WHAT YOU NEED TO DO: Reproduce every line of the material below, but drop the pictures.

===== RECORDS PROVIDED =====

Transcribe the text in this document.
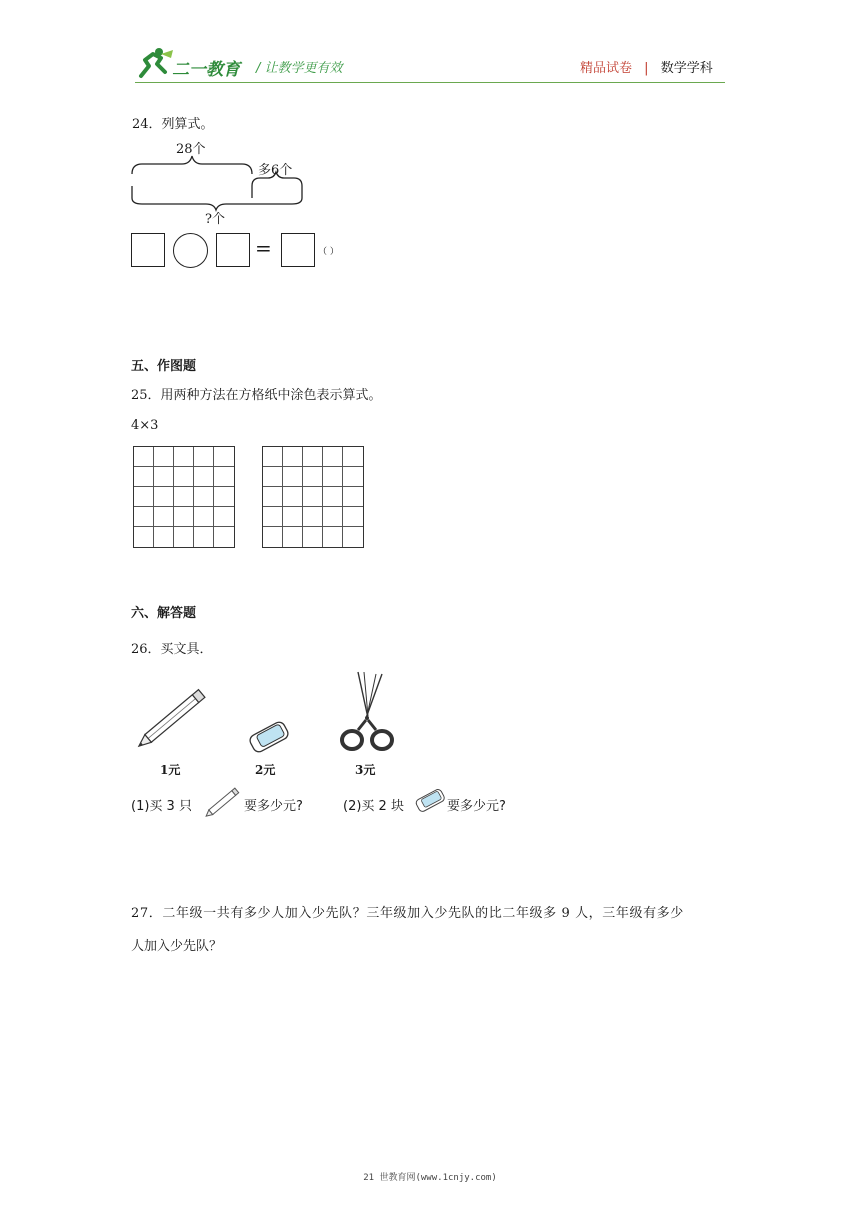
二一教育 / 让教学更有效	精品试卷 | 数学学科
24．列算式。
28个
多6个
?个
=	（ ）
五、作图题
25．用两种方法在方格纸中涂色表示算式。
4×3
六、解答题
26．买文具．
1元	2元	3元
(1)买 3 只	要多少元?	(2)买 2 块	要多少元?
27．二年级一共有多少人加入少先队？三年级加入少先队的比二年级多 9 人，三年级有多少
人加入少先队？
21 世教育网(www.1cnjy.com)
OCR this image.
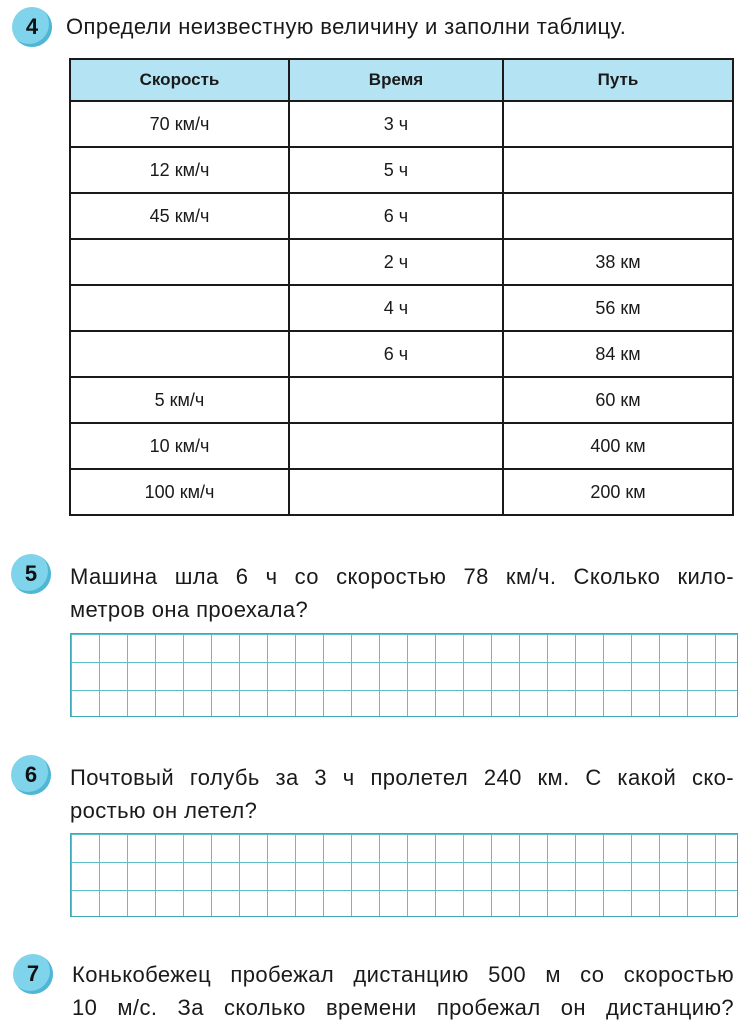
4 Определи неизвестную величину и заполни таблицу.
Скорость	Время	Путь
70 км/ч	3 ч	
12 км/ч	5 ч	
45 км/ч	6 ч	
	2 ч	38 км
	4 ч	56 км
	6 ч	84 км
5 км/ч		60 км
10 км/ч		400 км
100 км/ч		200 км
5 Машина шла 6 ч со скоростью 78 км/ч. Сколько кило-
метров она проехала?
6 Почтовый голубь за 3 ч пролетел 240 км. С какой ско-
ростью он летел?
7 Конькобежец пробежал дистанцию 500 м со скоростью
10 м/с. За сколько времени пробежал он дистанцию?
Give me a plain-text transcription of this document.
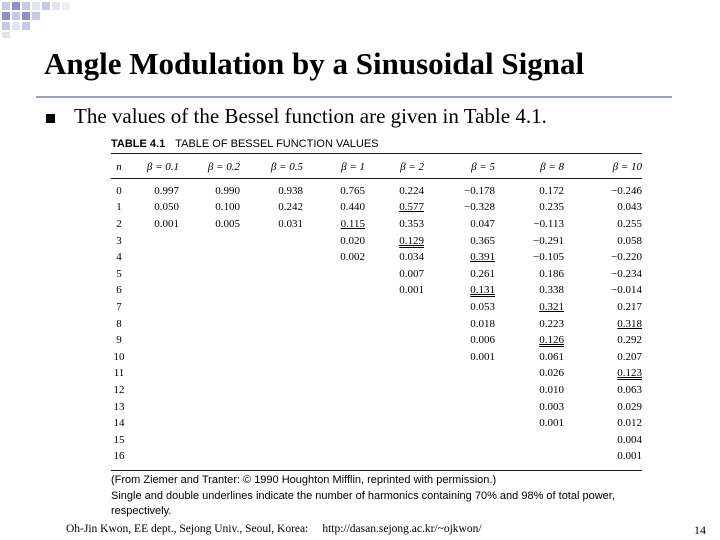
Angle Modulation by a Sinusoidal Signal
The values of the Bessel function are given in Table 4.1.
TABLE 4.1 TABLE OF BESSEL FUNCTION VALUES
n	β = 0.1	β = 0.2	β = 0.5	β = 1	β = 2	β = 5	β = 8	β = 10

0	0.997	0.990	0.938	0.765	0.224	−0.178	0.172	−0.246
1	0.050	0.100	0.242	0.440	0.577	−0.328	0.235	0.043
2	0.001	0.005	0.031	0.115	0.353	0.047	−0.113	0.255
3				0.020	0.129	0.365	−0.291	0.058
4				0.002	0.034	0.391	−0.105	−0.220
5					0.007	0.261	0.186	−0.234
6					0.001	0.131	0.338	−0.014
7						0.053	0.321	0.217
8						0.018	0.223	0.318
9						0.006	0.126	0.292
10						0.001	0.061	0.207
11							0.026	0.123
12							0.010	0.063
13							0.003	0.029
14							0.001	0.012
15								0.004
16								0.001
(From Ziemer and Tranter: © 1990 Houghton Mifflin, reprinted with permission.)
Single and double underlines indicate the number of harmonics containing 70% and 98% of total power,
respectively.
Oh-Jin Kwon, EE dept., Sejong Univ., Seoul, Korea: http://dasan.sejong.ac.kr/~ojkwon/	14
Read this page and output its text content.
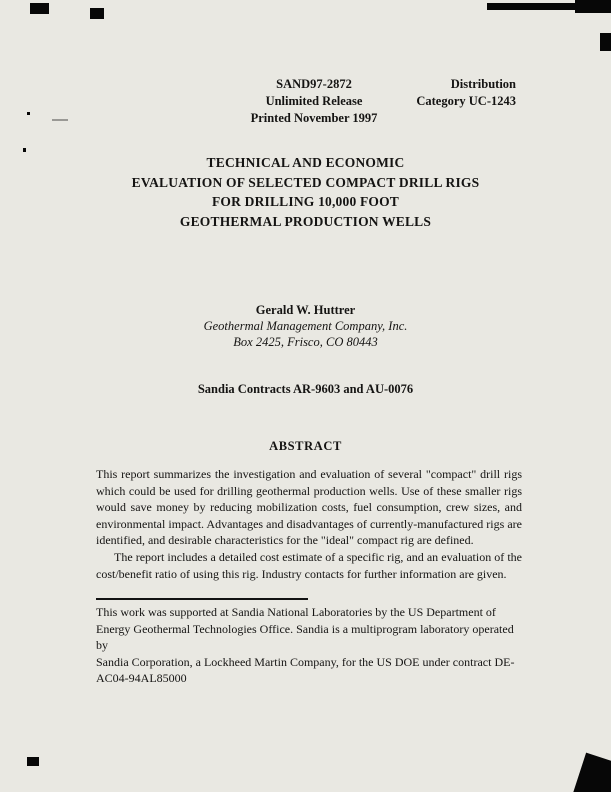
SAND97-2872
Unlimited Release
Printed November 1997
Distribution
Category UC-1243
TECHNICAL AND ECONOMIC
EVALUATION OF SELECTED COMPACT DRILL RIGS
FOR DRILLING 10,000 FOOT
GEOTHERMAL PRODUCTION WELLS
Gerald W. Huttrer
Geothermal Management Company, Inc.
Box 2425, Frisco, CO 80443
Sandia Contracts AR-9603 and AU-0076
ABSTRACT

This report summarizes the investigation and evaluation of several "compact" drill rigs which could be used for drilling geothermal production wells. Use of these smaller rigs would save money by reducing mobilization costs, fuel consumption, crew sizes, and environmental impact. Advantages and disadvantages of currently-manufactured rigs are identified, and desirable characteristics for the "ideal" compact rig are defined.

The report includes a detailed cost estimate of a specific rig, and an evaluation of the cost/benefit ratio of using this rig. Industry contacts for further information are given.

This work was supported at Sandia National Laboratories by the US Department of
Energy Geothermal Technologies Office. Sandia is a multiprogram laboratory operated by
Sandia Corporation, a Lockheed Martin Company, for the US DOE under contract DE-
AC04-94AL85000
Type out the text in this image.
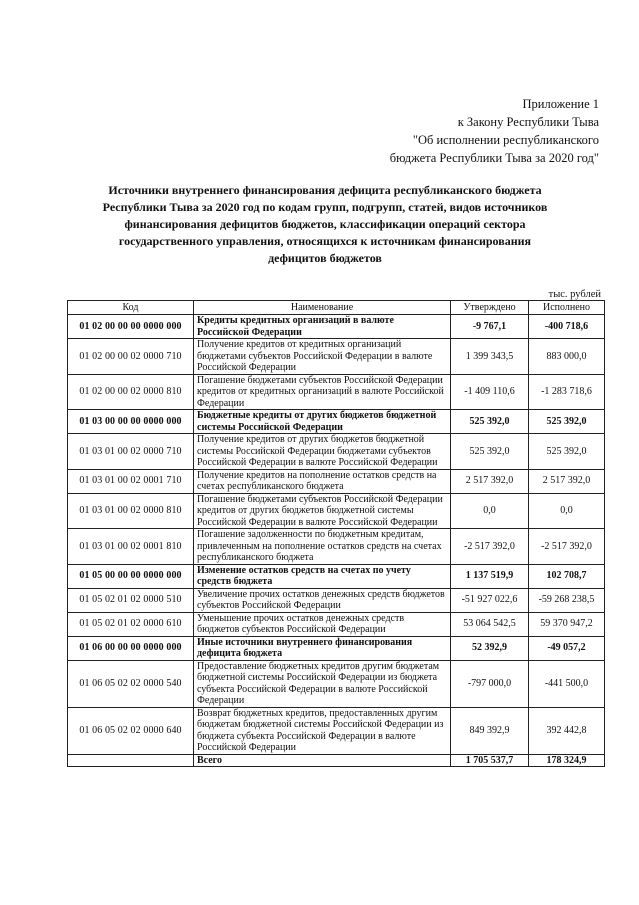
Приложение 1
к Закону Республики Тыва
"Об исполнении республиканского
бюджета Республики Тыва за 2020 год"
Источники внутреннего финансирования дефицита республиканского бюджета
Республики Тыва за 2020 год по кодам групп, подгрупп, статей, видов источников
финансирования дефицитов бюджетов, классификации операций сектора
государственного управления, относящихся к источникам финансирования
дефицитов бюджетов
тыс. рублей
Код	Наименование	Утверждено	Исполнено
01 02 00 00 00 0000 000	Кредиты кредитных организаций в валюте Российской Федерации	-9 767,1	-400 718,6
01 02 00 00 02 0000 710	Получение кредитов от кредитных организаций бюджетами субъектов Российской Федерации в валюте Российской Федерации	1 399 343,5	883 000,0
01 02 00 00 02 0000 810	Погашение бюджетами субъектов Российской Федерации кредитов от кредитных организаций в валюте Российской Федерации	-1 409 110,6	-1 283 718,6
01 03 00 00 00 0000 000	Бюджетные кредиты от других бюджетов бюджетной системы Российской Федерации	525 392,0	525 392,0
01 03 01 00 02 0000 710	Получение кредитов от других бюджетов бюджетной системы Российской Федерации бюджетами субъектов Российской Федерации в валюте Российской Федерации	525 392,0	525 392,0
01 03 01 00 02 0001 710	Получение кредитов на пополнение остатков средств на счетах республиканского бюджета	2 517 392,0	2 517 392,0
01 03 01 00 02 0000 810	Погашение бюджетами субъектов Российской Федерации кредитов от других бюджетов бюджетной системы Российской Федерации в валюте Российской Федерации	0,0	0,0
01 03 01 00 02 0001 810	Погашение задолженности по бюджетным кредитам, привлеченным на пополнение остатков средств на счетах республиканского бюджета	-2 517 392,0	-2 517 392,0
01 05 00 00 00 0000 000	Изменение остатков средств на счетах по учету средств бюджета	1 137 519,9	102 708,7
01 05 02 01 02 0000 510	Увеличение прочих остатков денежных средств бюджетов субъектов Российской Федерации	-51 927 022,6	-59 268 238,5
01 05 02 01 02 0000 610	Уменьшение прочих остатков денежных средств бюджетов субъектов Российской Федерации	53 064 542,5	59 370 947,2
01 06 00 00 00 0000 000	Иные источники внутреннего финансирования дефицита бюджета	52 392,9	-49 057,2
01 06 05 02 02 0000 540	Предоставление бюджетных кредитов другим бюджетам бюджетной системы Российской Федерации из бюджета субъекта Российской Федерации в валюте Российской Федерации	-797 000,0	-441 500,0
01 06 05 02 02 0000 640	Возврат бюджетных кредитов, предоставленных другим бюджетам бюджетной системы Российской Федерации из бюджета субъекта Российской Федерации в валюте Российской Федерации	849 392,9	392 442,8
	Всего	1 705 537,7	178 324,9
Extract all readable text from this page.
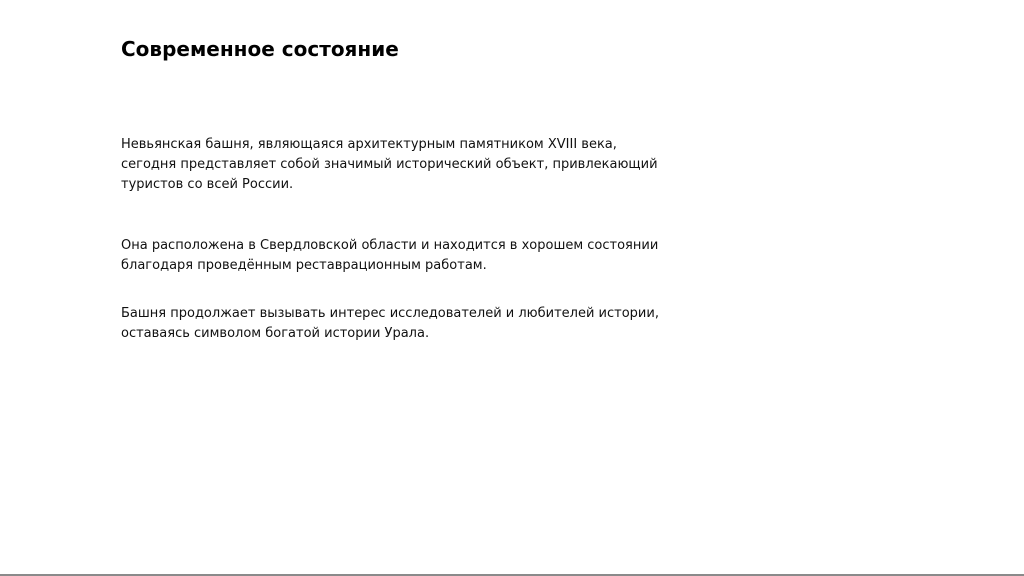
Современное состояние

Невьянская башня, являющаяся архитектурным памятником XVIII века, сегодня представляет собой значимый исторический объект, привлекающий туристов со всей России.

Она расположена в Свердловской области и находится в хорошем состоянии благодаря проведённым реставрационным работам.

Башня продолжает вызывать интерес исследователей и любителей истории, оставаясь символом богатой истории Урала.
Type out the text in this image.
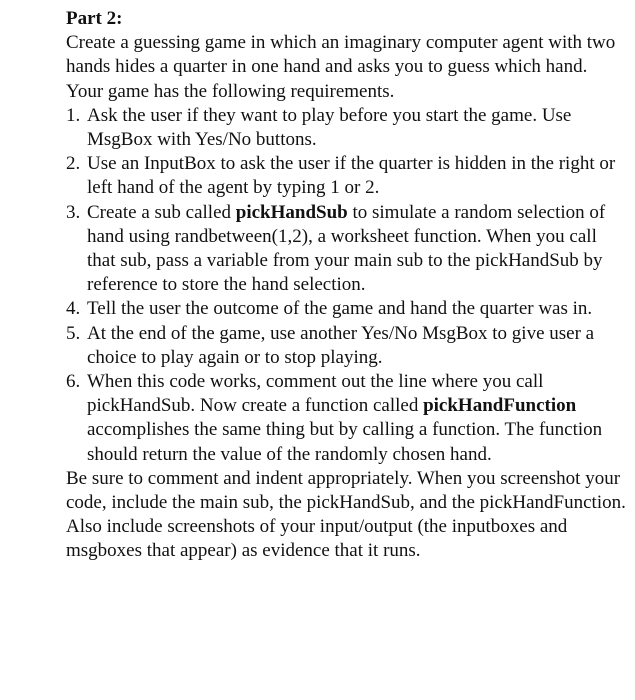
Part 2:

Create a guessing game in which an imaginary computer agent with two hands hides a quarter in one hand and asks you to guess which hand. Your game has the following requirements.

1. Ask the user if they want to play before you start the game. Use MsgBox with Yes/No buttons.
2. Use an InputBox to ask the user if the quarter is hidden in the right or left hand of the agent by typing 1 or 2.
3. Create a sub called pickHandSub to simulate a random selection of hand using randbetween(1,2), a worksheet function. When you call that sub, pass a variable from your main sub to the pickHandSub by reference to store the hand selection.
4. Tell the user the outcome of the game and hand the quarter was in.
5. At the end of the game, use another Yes/No MsgBox to give user a choice to play again or to stop playing.
6. When this code works, comment out the line where you call pickHandSub. Now create a function called pickHandFunction accomplishes the same thing but by calling a function. The function should return the value of the randomly chosen hand.

Be sure to comment and indent appropriately. When you screenshot your code, include the main sub, the pickHandSub, and the pickHandFunction. Also include screenshots of your input/output (the inputboxes and msgboxes that appear) as evidence that it runs.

=====

OUTPUT OF THE EXERCISE:
Transcribe the text in this document.
二一教育 / 让教学更有效	精品试卷 | 数学学科
24．列算式。
28个
多6个
?个
=	（ ）
五、作图题
25．用两种方法在方格纸中涂色表示算式。
4×3
六、解答题
26．买文具．
1元	2元	3元
(1)买 3 只	要多少元?	(2)买 2 块	要多少元?
27．二年级一共有多少人加入少先队？三年级加入少先队的比二年级多 9 人，三年级有多少
人加入少先队？
21 世教育网(www.1cnjy.com)
OCR this image.
4 Определи неизвестную величину и заполни таблицу.
Скорость	Время	Путь
70 км/ч	3 ч	
12 км/ч	5 ч	
45 км/ч	6 ч	
	2 ч	38 км
	4 ч	56 км
	6 ч	84 км
5 км/ч		60 км
10 км/ч		400 км
100 км/ч		200 км
5 Машина шла 6 ч со скоростью 78 км/ч. Сколько кило-
метров она проехала?
6 Почтовый голубь за 3 ч пролетел 240 км. С какой ско-
ростью он летел?
7 Конькобежец пробежал дистанцию 500 м со скоростью
10 м/с. За сколько времени пробежал он дистанцию?
Give me a plain-text transcription of this document.
Angle Modulation by a Sinusoidal Signal
The values of the Bessel function are given in Table 4.1.
TABLE 4.1 TABLE OF BESSEL FUNCTION VALUES
n	β = 0.1	β = 0.2	β = 0.5	β = 1	β = 2	β = 5	β = 8	β = 10

0	0.997	0.990	0.938	0.765	0.224	−0.178	0.172	−0.246
1	0.050	0.100	0.242	0.440	0.577	−0.328	0.235	0.043
2	0.001	0.005	0.031	0.115	0.353	0.047	−0.113	0.255
3				0.020	0.129	0.365	−0.291	0.058
4				0.002	0.034	0.391	−0.105	−0.220
5					0.007	0.261	0.186	−0.234
6					0.001	0.131	0.338	−0.014
7						0.053	0.321	0.217
8						0.018	0.223	0.318
9						0.006	0.126	0.292
10						0.001	0.061	0.207
11							0.026	0.123
12							0.010	0.063
13							0.003	0.029
14							0.001	0.012
15								0.004
16								0.001
(From Ziemer and Tranter: © 1990 Houghton Mifflin, reprinted with permission.)
Single and double underlines indicate the number of harmonics containing 70% and 98% of total power,
respectively.
Oh-Jin Kwon, EE dept., Sejong Univ., Seoul, Korea: http://dasan.sejong.ac.kr/~ojkwon/	14
Read this page and output its text content.
SAND97-2872
Unlimited Release
Printed November 1997
Distribution
Category UC-1243
TECHNICAL AND ECONOMIC
EVALUATION OF SELECTED COMPACT DRILL RIGS
FOR DRILLING 10,000 FOOT
GEOTHERMAL PRODUCTION WELLS
Gerald W. Huttrer
Geothermal Management Company, Inc.
Box 2425, Frisco, CO 80443
Sandia Contracts AR-9603 and AU-0076
ABSTRACT

This report summarizes the investigation and evaluation of several "compact" drill rigs which could be used for drilling geothermal production wells. Use of these smaller rigs would save money by reducing mobilization costs, fuel consumption, crew sizes, and environmental impact. Advantages and disadvantages of currently-manufactured rigs are identified, and desirable characteristics for the "ideal" compact rig are defined.

The report includes a detailed cost estimate of a specific rig, and an evaluation of the cost/benefit ratio of using this rig. Industry contacts for further information are given.

This work was supported at Sandia National Laboratories by the US Department of
Energy Geothermal Technologies Office. Sandia is a multiprogram laboratory operated by
Sandia Corporation, a Lockheed Martin Company, for the US DOE under contract DE-
AC04-94AL85000
Type out the text in this image.
Приложение 1
к Закону Республики Тыва
"Об исполнении республиканского
бюджета Республики Тыва за 2020 год"
Источники внутреннего финансирования дефицита республиканского бюджета
Республики Тыва за 2020 год по кодам групп, подгрупп, статей, видов источников
финансирования дефицитов бюджетов, классификации операций сектора
государственного управления, относящихся к источникам финансирования
дефицитов бюджетов
тыс. рублей
Код	Наименование	Утверждено	Исполнено
01 02 00 00 00 0000 000	Кредиты кредитных организаций в валюте Российской Федерации	-9 767,1	-400 718,6
01 02 00 00 02 0000 710	Получение кредитов от кредитных организаций бюджетами субъектов Российской Федерации в валюте Российской Федерации	1 399 343,5	883 000,0
01 02 00 00 02 0000 810	Погашение бюджетами субъектов Российской Федерации кредитов от кредитных организаций в валюте Российской Федерации	-1 409 110,6	-1 283 718,6
01 03 00 00 00 0000 000	Бюджетные кредиты от других бюджетов бюджетной системы Российской Федерации	525 392,0	525 392,0
01 03 01 00 02 0000 710	Получение кредитов от других бюджетов бюджетной системы Российской Федерации бюджетами субъектов Российской Федерации в валюте Российской Федерации	525 392,0	525 392,0
01 03 01 00 02 0001 710	Получение кредитов на пополнение остатков средств на счетах республиканского бюджета	2 517 392,0	2 517 392,0
01 03 01 00 02 0000 810	Погашение бюджетами субъектов Российской Федерации кредитов от других бюджетов бюджетной системы Российской Федерации в валюте Российской Федерации	0,0	0,0
01 03 01 00 02 0001 810	Погашение задолженности по бюджетным кредитам, привлеченным на пополнение остатков средств на счетах республиканского бюджета	-2 517 392,0	-2 517 392,0
01 05 00 00 00 0000 000	Изменение остатков средств на счетах по учету средств бюджета	1 137 519,9	102 708,7
01 05 02 01 02 0000 510	Увеличение прочих остатков денежных средств бюджетов субъектов Российской Федерации	-51 927 022,6	-59 268 238,5
01 05 02 01 02 0000 610	Уменьшение прочих остатков денежных средств бюджетов субъектов Российской Федерации	53 064 542,5	59 370 947,2
01 06 00 00 00 0000 000	Иные источники внутреннего финансирования дефицита бюджета	52 392,9	-49 057,2
01 06 05 02 02 0000 540	Предоставление бюджетных кредитов другим бюджетам бюджетной системы Российской Федерации из бюджета субъекта Российской Федерации в валюте Российской Федерации	-797 000,0	-441 500,0
01 06 05 02 02 0000 640	Возврат бюджетных кредитов, предоставленных другим бюджетам бюджетной системы Российской Федерации из бюджета субъекта Российской Федерации в валюте Российской Федерации	849 392,9	392 442,8
	Всего	1 705 537,7	178 324,9
Extract all readable text from this page.
Современное состояние

Невьянская башня, являющаяся архитектурным памятником XVIII века, сегодня представляет собой значимый исторический объект, привлекающий туристов со всей России.

Она расположена в Свердловской области и находится в хорошем состоянии благодаря проведённым реставрационным работам.

Башня продолжает вызывать интерес исследователей и любителей истории, оставаясь символом богатой истории Урала.
Type out the text in this image.
Part 2:

Create a guessing game in which an imaginary computer agent with two hands hides a quarter in one hand and asks you to guess which hand. Your game has the following requirements.

1. Ask the user if they want to play before you start the game. Use MsgBox with Yes/No buttons.
2. Use an InputBox to ask the user if the quarter is hidden in the right or left hand of the agent by typing 1 or 2.
3. Create a sub called pickHandSub to simulate a random selection of hand using randbetween(1,2), a worksheet function. When you call that sub, pass a variable from your main sub to the pickHandSub by reference to store the hand selection.
4. Tell the user the outcome of the game and hand the quarter was in.
5. At the end of the game, use another Yes/No MsgBox to give user a choice to play again or to stop playing.
6. When this code works, comment out the line where you call pickHandSub. Now create a function called pickHandFunction accomplishes the same thing but by calling a function. The function should return the value of the randomly chosen hand.

Be sure to comment and indent appropriately. When you screenshot your code, include the main sub, the pickHandSub, and the pickHandFunction. Also include screenshots of your input/output (the inputboxes and msgboxes that appear) as evidence that it runs.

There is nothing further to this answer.